**Data for this task:**
□ □ □

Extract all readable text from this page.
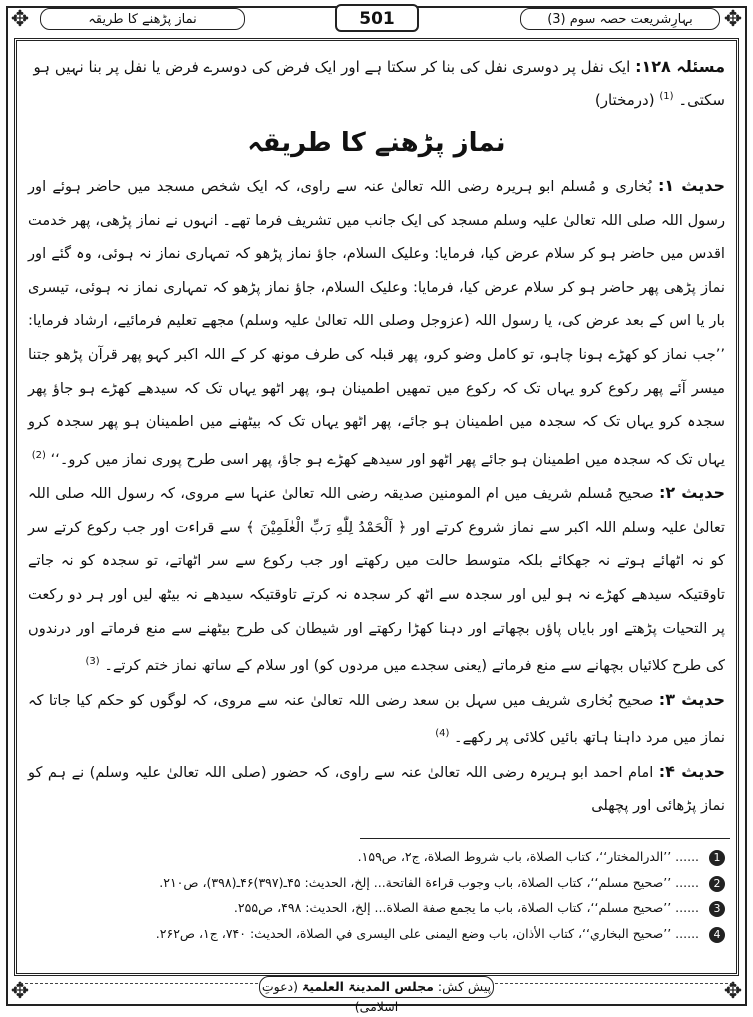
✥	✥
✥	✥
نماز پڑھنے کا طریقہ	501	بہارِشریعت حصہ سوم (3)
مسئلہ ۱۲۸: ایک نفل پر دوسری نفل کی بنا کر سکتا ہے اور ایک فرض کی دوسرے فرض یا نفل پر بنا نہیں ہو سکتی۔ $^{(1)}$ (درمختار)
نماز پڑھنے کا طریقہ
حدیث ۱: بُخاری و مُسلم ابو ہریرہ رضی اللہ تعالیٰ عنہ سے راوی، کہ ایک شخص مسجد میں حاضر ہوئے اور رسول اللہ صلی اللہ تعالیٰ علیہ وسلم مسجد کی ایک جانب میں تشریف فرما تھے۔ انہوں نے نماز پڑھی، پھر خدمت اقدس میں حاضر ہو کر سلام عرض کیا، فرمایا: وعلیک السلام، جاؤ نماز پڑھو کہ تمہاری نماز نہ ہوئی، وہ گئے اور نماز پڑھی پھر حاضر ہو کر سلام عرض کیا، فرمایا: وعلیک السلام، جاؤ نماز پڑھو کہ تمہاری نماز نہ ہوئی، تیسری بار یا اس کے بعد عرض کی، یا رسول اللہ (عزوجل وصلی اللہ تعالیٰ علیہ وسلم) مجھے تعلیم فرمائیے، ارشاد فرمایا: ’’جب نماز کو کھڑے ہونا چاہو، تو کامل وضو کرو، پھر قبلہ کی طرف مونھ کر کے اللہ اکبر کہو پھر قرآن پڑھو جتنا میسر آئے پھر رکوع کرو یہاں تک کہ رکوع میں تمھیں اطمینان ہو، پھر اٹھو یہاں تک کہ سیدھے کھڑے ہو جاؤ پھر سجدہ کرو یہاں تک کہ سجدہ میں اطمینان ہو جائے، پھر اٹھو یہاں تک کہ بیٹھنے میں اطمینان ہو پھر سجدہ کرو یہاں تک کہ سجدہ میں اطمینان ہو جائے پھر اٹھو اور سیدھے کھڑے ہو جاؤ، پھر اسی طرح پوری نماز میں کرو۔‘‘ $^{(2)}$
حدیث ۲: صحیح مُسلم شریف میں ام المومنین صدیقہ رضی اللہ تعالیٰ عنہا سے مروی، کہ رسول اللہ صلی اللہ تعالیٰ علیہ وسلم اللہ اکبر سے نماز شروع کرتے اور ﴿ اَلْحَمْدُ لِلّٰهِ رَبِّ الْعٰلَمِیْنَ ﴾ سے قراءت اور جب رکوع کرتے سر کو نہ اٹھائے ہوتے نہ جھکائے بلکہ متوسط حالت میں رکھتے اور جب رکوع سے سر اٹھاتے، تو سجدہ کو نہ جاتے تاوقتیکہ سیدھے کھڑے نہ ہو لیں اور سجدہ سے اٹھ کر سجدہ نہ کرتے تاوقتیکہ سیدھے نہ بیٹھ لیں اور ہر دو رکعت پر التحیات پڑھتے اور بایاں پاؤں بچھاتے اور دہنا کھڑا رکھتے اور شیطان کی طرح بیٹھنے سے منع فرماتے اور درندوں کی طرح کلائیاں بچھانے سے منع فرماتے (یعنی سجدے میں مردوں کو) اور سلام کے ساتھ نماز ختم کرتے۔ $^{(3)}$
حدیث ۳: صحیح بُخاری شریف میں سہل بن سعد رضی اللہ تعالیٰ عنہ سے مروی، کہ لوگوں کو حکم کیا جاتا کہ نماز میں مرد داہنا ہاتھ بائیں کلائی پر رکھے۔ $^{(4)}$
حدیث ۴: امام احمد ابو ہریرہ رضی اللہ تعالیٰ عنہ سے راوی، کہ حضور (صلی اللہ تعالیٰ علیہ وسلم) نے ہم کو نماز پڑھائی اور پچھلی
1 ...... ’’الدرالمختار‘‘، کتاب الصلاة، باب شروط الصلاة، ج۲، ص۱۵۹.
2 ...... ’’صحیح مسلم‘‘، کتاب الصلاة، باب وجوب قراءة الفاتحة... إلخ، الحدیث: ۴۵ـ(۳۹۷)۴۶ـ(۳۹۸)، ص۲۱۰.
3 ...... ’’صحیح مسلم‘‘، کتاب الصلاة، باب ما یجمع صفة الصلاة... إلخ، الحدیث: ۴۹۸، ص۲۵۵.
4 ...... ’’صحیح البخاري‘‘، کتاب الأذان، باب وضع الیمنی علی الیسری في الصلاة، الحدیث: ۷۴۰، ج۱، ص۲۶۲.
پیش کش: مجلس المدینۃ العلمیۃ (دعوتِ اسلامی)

□ □ □

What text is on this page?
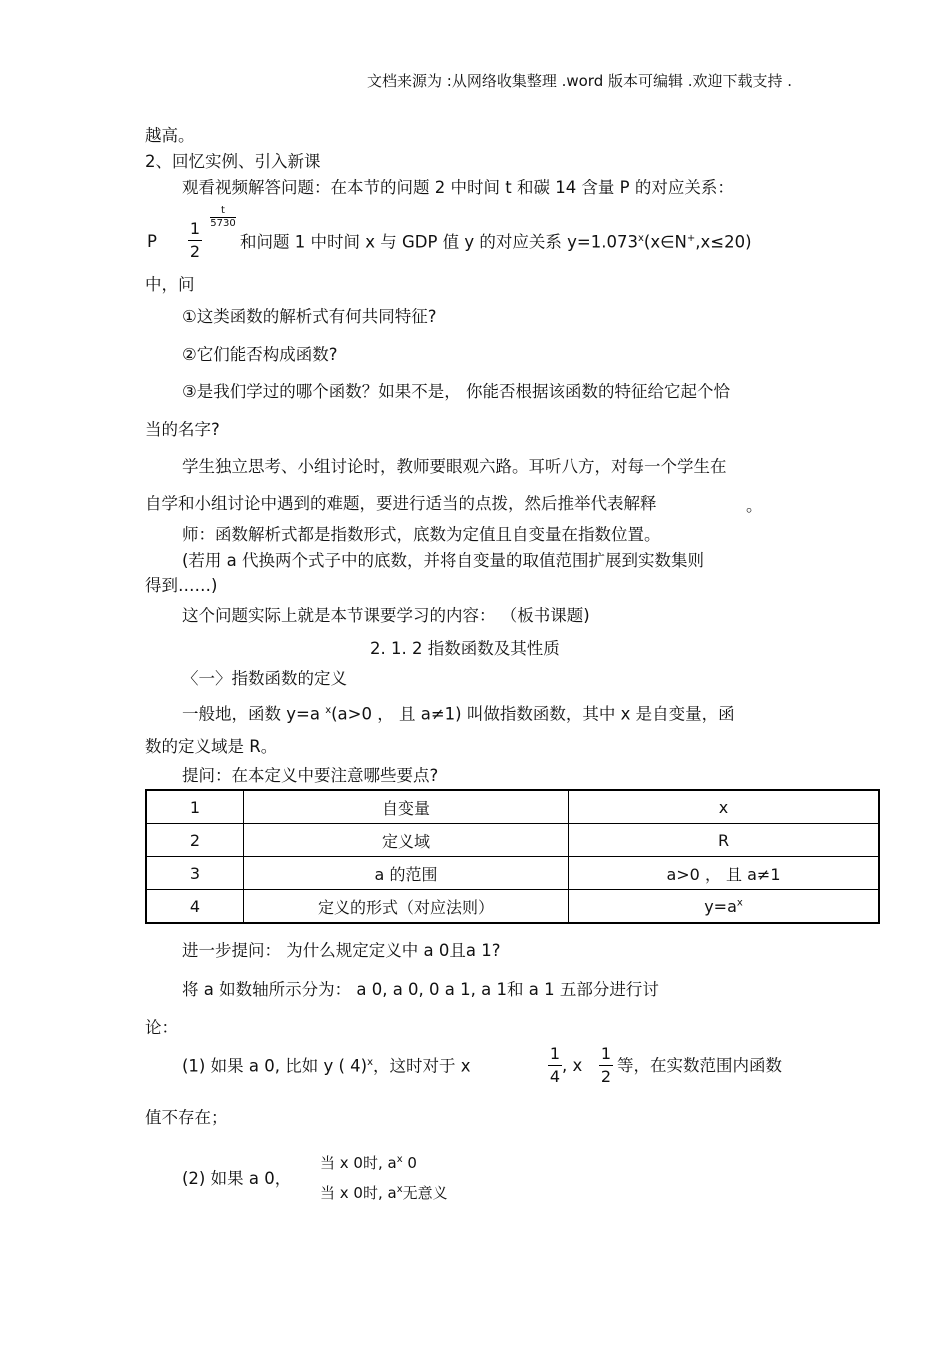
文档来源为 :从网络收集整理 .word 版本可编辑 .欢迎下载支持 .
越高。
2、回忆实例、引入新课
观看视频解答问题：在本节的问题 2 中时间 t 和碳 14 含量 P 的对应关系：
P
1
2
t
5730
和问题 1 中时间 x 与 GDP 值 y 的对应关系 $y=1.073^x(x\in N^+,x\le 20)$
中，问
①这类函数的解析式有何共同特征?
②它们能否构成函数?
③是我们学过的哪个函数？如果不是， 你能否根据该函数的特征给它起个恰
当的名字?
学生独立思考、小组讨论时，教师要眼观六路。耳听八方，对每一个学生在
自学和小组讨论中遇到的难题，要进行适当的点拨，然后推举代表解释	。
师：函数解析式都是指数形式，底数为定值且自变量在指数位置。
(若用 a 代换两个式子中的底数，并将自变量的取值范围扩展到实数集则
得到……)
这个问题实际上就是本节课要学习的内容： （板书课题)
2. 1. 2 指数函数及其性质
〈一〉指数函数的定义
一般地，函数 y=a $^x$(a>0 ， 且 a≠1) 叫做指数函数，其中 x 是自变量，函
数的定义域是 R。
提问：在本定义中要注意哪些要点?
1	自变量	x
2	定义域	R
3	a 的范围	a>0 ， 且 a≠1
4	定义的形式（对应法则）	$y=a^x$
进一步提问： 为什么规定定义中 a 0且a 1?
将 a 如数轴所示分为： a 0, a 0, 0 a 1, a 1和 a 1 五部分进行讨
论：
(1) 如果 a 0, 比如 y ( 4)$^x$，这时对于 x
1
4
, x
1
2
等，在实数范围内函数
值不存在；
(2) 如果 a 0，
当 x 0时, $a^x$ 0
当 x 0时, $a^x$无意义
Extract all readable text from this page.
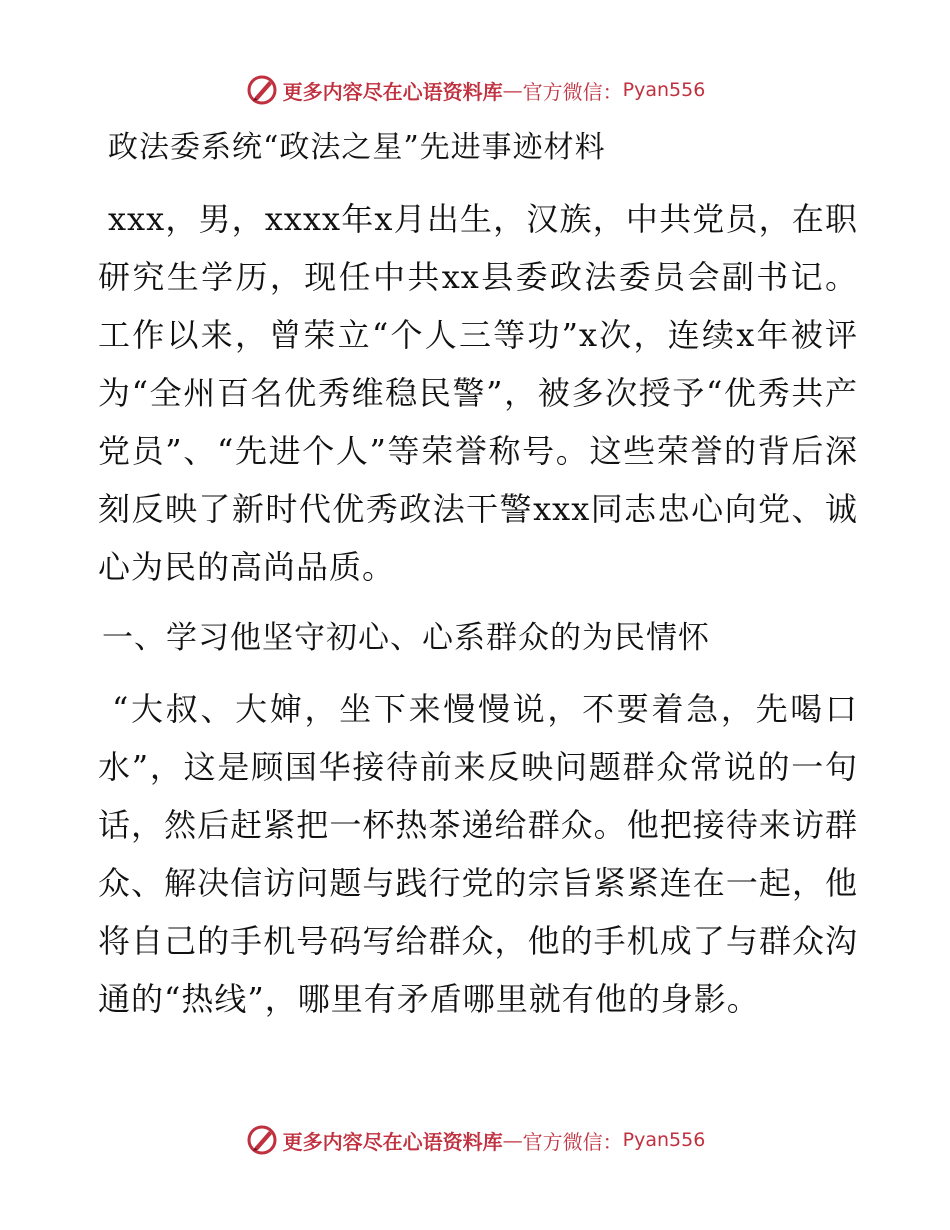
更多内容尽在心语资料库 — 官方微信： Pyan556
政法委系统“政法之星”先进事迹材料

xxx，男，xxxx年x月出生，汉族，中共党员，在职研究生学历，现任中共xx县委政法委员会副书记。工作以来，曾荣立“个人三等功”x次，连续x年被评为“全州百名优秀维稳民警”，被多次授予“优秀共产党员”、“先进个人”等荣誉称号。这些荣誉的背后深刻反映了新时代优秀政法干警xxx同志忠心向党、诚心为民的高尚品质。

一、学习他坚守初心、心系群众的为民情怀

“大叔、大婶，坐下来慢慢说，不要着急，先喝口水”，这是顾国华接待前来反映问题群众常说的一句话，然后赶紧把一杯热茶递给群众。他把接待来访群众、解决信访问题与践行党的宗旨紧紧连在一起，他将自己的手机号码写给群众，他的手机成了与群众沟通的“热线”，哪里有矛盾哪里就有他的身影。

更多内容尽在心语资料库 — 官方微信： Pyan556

□ □ □

**Aim of the task:**
Report each line of the material above where the word "الحدیث" appears.

**Reply:**
2 ...... ’’صحیح مسلم‘‘، کتاب الصلاة، باب وجوب قراءة الفاتحة... إلخ، الحدیث: ۴۵ـ(۳۹۷)۴۶ـ(۳۹۸)، ص۲۱۰.
3 ...... ’’صحیح مسلم‘‘، کتاب الصلاة، باب ما یجمع صفة الصلاة... إلخ، الحدیث: ۴۹۸، ص۲۵۵.
4 ...... ’’صحیح البخاري‘‘، کتاب الأذان، باب وضع الیمنی علی الیسری في الصلاة، الحدیث: ۷۴۰، ج۱، ص۲۶۲.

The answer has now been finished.